STORED ROWS:
+ + +

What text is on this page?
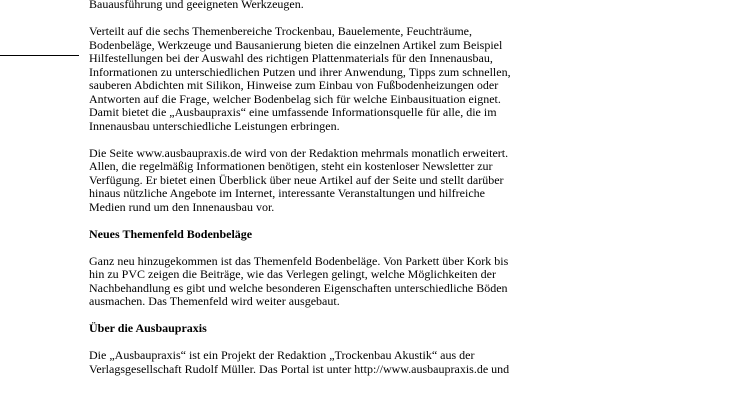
Bauausführung und geeigneten Werkzeugen.

Verteilt auf die sechs Themenbereiche Trockenbau, Bauelemente, Feuchträume,
Bodenbeläge, Werkzeuge und Bausanierung bieten die einzelnen Artikel zum Beispiel
Hilfestellungen bei der Auswahl des richtigen Plattenmaterials für den Innenausbau,
Informationen zu unterschiedlichen Putzen und ihrer Anwendung, Tipps zum schnellen,
sauberen Abdichten mit Silikon, Hinweise zum Einbau von Fußbodenheizungen oder
Antworten auf die Frage, welcher Bodenbelag sich für welche Einbausituation eignet.
Damit bietet die „Ausbaupraxis“ eine umfassende Informationsquelle für alle, die im
Innenausbau unterschiedliche Leistungen erbringen.

Die Seite www.ausbaupraxis.de wird von der Redaktion mehrmals monatlich erweitert.
Allen, die regelmäßig Informationen benötigen, steht ein kostenloser Newsletter zur
Verfügung. Er bietet einen Überblick über neue Artikel auf der Seite und stellt darüber
hinaus nützliche Angebote im Internet, interessante Veranstaltungen und hilfreiche
Medien rund um den Innenausbau vor.

Neues Themenfeld Bodenbeläge

Ganz neu hinzugekommen ist das Themenfeld Bodenbeläge. Von Parkett über Kork bis
hin zu PVC zeigen die Beiträge, wie das Verlegen gelingt, welche Möglichkeiten der
Nachbehandlung es gibt und welche besonderen Eigenschaften unterschiedliche Böden
ausmachen. Das Themenfeld wird weiter ausgebaut.

Über die Ausbaupraxis

Die „Ausbaupraxis“ ist ein Projekt der Redaktion „Trockenbau Akustik“ aus der
Verlagsgesellschaft Rudolf Müller. Das Portal ist unter http://www.ausbaupraxis.de und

+ + +

GIVEN TASK: Copy all the lines above that hold the string "Innenausbau".

TASK SOLUTION:
Hilfestellungen bei der Auswahl des richtigen Plattenmaterials für den Innenausbau,
Innenausbau unterschiedliche Leistungen erbringen.
Medien rund um den Innenausbau vor.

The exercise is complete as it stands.